Problem to solve.
Can you write out all of the material below, word for word?

Entries supplied.
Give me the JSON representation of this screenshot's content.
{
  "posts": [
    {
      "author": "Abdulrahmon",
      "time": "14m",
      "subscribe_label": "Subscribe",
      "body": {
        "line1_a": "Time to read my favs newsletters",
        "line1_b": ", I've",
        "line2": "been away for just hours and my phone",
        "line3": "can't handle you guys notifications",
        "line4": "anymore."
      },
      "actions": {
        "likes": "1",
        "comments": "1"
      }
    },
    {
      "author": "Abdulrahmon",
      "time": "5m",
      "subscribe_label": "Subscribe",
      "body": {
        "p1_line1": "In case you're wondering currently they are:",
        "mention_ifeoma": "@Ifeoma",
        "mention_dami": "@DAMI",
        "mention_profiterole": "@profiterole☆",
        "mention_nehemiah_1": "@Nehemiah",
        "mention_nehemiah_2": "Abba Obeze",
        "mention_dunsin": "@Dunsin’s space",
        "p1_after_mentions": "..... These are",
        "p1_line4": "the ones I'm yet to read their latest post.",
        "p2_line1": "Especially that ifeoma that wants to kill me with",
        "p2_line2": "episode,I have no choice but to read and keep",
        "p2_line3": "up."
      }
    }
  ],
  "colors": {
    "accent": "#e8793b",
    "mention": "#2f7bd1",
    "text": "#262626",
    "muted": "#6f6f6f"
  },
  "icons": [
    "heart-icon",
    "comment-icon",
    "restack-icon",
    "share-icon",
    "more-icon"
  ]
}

Answer to the exercise.
Give me the JSON representation of this screenshot's content.
{
  "posts": [
    {
      "author": "Abdulrahmon",
      "time": "14m",
      "subscribe_label": "Subscribe",
      "body": {
        "line1_a": "Time to read my favs newsletters",
        "line1_b": ", I've",
        "line2": "been away for just hours and my phone",
        "line3": "can't handle you guys notifications",
        "line4": "anymore."
      },
      "actions": {
        "likes": "1",
        "comments": "1"
      }
    },
    {
      "author": "Abdulrahmon",
      "time": "5m",
      "subscribe_label": "Subscribe",
      "body": {
        "p1_line1": "In case you're wondering currently they are:",
        "mention_ifeoma": "@Ifeoma",
        "mention_dami": "@DAMI",
        "mention_profiterole": "@profiterole☆",
        "mention_nehemiah_1": "@Nehemiah",
        "mention_nehemiah_2": "Abba Obeze",
        "mention_dunsin": "@Dunsin’s space",
        "p1_after_mentions": "..... These are",
        "p1_line4": "the ones I'm yet to read their latest post.",
        "p2_line1": "Especially that ifeoma that wants to kill me with",
        "p2_line2": "episode,I have no choice but to read and keep",
        "p2_line3": "up."
      }
    }
  ],
  "colors": {
    "accent": "#e8793b",
    "mention": "#2f7bd1",
    "text": "#262626",
    "muted": "#6f6f6f"
  },
  "icons": [
    "heart-icon",
    "comment-icon",
    "restack-icon",
    "share-icon",
    "more-icon"
  ]
}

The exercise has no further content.